» Material provided

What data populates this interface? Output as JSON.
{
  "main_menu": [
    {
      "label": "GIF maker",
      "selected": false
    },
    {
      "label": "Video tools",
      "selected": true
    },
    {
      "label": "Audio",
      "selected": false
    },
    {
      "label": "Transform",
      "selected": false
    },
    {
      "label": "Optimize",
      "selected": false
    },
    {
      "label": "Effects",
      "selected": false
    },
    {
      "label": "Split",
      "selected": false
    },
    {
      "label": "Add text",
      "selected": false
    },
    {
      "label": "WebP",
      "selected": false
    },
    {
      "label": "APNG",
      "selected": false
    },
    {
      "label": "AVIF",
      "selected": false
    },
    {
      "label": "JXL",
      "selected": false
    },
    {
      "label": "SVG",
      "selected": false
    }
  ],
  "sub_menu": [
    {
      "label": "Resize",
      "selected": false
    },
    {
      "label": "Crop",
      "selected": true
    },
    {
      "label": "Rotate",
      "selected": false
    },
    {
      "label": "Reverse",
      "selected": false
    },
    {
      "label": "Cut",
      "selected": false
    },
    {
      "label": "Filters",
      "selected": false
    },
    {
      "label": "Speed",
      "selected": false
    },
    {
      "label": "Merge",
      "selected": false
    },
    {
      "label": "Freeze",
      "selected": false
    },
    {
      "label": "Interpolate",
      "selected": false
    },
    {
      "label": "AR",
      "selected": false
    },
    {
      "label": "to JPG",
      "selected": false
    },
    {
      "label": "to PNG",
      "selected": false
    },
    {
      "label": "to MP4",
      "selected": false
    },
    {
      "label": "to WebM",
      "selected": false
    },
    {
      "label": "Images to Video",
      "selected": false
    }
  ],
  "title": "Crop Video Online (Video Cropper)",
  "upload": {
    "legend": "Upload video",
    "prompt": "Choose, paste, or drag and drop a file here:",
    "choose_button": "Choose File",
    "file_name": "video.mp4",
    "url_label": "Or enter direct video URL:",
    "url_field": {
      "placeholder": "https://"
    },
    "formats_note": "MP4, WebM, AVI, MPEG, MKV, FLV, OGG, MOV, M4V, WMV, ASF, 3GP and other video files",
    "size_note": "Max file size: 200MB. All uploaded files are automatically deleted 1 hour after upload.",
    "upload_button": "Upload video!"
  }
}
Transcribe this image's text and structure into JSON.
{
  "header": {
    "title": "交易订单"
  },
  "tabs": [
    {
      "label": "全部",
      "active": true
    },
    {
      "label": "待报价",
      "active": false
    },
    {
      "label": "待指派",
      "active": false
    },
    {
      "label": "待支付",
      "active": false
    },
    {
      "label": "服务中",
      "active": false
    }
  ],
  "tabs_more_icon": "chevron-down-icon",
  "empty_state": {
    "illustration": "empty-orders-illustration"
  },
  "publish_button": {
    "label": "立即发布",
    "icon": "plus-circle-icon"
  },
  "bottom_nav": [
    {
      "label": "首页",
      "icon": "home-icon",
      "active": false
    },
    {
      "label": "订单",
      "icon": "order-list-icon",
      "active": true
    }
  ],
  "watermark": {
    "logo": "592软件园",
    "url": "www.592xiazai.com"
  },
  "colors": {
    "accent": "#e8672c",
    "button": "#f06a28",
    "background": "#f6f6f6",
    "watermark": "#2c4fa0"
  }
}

» Prompt
Your task is to quote all of the data word for word.

» Written solution
What data populates this interface? Output as JSON.
{
  "main_menu": [
    {
      "label": "GIF maker",
      "selected": false
    },
    {
      "label": "Video tools",
      "selected": true
    },
    {
      "label": "Audio",
      "selected": false
    },
    {
      "label": "Transform",
      "selected": false
    },
    {
      "label": "Optimize",
      "selected": false
    },
    {
      "label": "Effects",
      "selected": false
    },
    {
      "label": "Split",
      "selected": false
    },
    {
      "label": "Add text",
      "selected": false
    },
    {
      "label": "WebP",
      "selected": false
    },
    {
      "label": "APNG",
      "selected": false
    },
    {
      "label": "AVIF",
      "selected": false
    },
    {
      "label": "JXL",
      "selected": false
    },
    {
      "label": "SVG",
      "selected": false
    }
  ],
  "sub_menu": [
    {
      "label": "Resize",
      "selected": false
    },
    {
      "label": "Crop",
      "selected": true
    },
    {
      "label": "Rotate",
      "selected": false
    },
    {
      "label": "Reverse",
      "selected": false
    },
    {
      "label": "Cut",
      "selected": false
    },
    {
      "label": "Filters",
      "selected": false
    },
    {
      "label": "Speed",
      "selected": false
    },
    {
      "label": "Merge",
      "selected": false
    },
    {
      "label": "Freeze",
      "selected": false
    },
    {
      "label": "Interpolate",
      "selected": false
    },
    {
      "label": "AR",
      "selected": false
    },
    {
      "label": "to JPG",
      "selected": false
    },
    {
      "label": "to PNG",
      "selected": false
    },
    {
      "label": "to MP4",
      "selected": false
    },
    {
      "label": "to WebM",
      "selected": false
    },
    {
      "label": "Images to Video",
      "selected": false
    }
  ],
  "title": "Crop Video Online (Video Cropper)",
  "upload": {
    "legend": "Upload video",
    "prompt": "Choose, paste, or drag and drop a file here:",
    "choose_button": "Choose File",
    "file_name": "video.mp4",
    "url_label": "Or enter direct video URL:",
    "url_field": {
      "placeholder": "https://"
    },
    "formats_note": "MP4, WebM, AVI, MPEG, MKV, FLV, OGG, MOV, M4V, WMV, ASF, 3GP and other video files",
    "size_note": "Max file size: 200MB. All uploaded files are automatically deleted 1 hour after upload.",
    "upload_button": "Upload video!"
  }
}
Transcribe this image's text and structure into JSON.
{
  "header": {
    "title": "交易订单"
  },
  "tabs": [
    {
      "label": "全部",
      "active": true
    },
    {
      "label": "待报价",
      "active": false
    },
    {
      "label": "待指派",
      "active": false
    },
    {
      "label": "待支付",
      "active": false
    },
    {
      "label": "服务中",
      "active": false
    }
  ],
  "tabs_more_icon": "chevron-down-icon",
  "empty_state": {
    "illustration": "empty-orders-illustration"
  },
  "publish_button": {
    "label": "立即发布",
    "icon": "plus-circle-icon"
  },
  "bottom_nav": [
    {
      "label": "首页",
      "icon": "home-icon",
      "active": false
    },
    {
      "label": "订单",
      "icon": "order-list-icon",
      "active": true
    }
  ],
  "watermark": {
    "logo": "592软件园",
    "url": "www.592xiazai.com"
  },
  "colors": {
    "accent": "#e8672c",
    "button": "#f06a28",
    "background": "#f6f6f6",
    "watermark": "#2c4fa0"
  }
}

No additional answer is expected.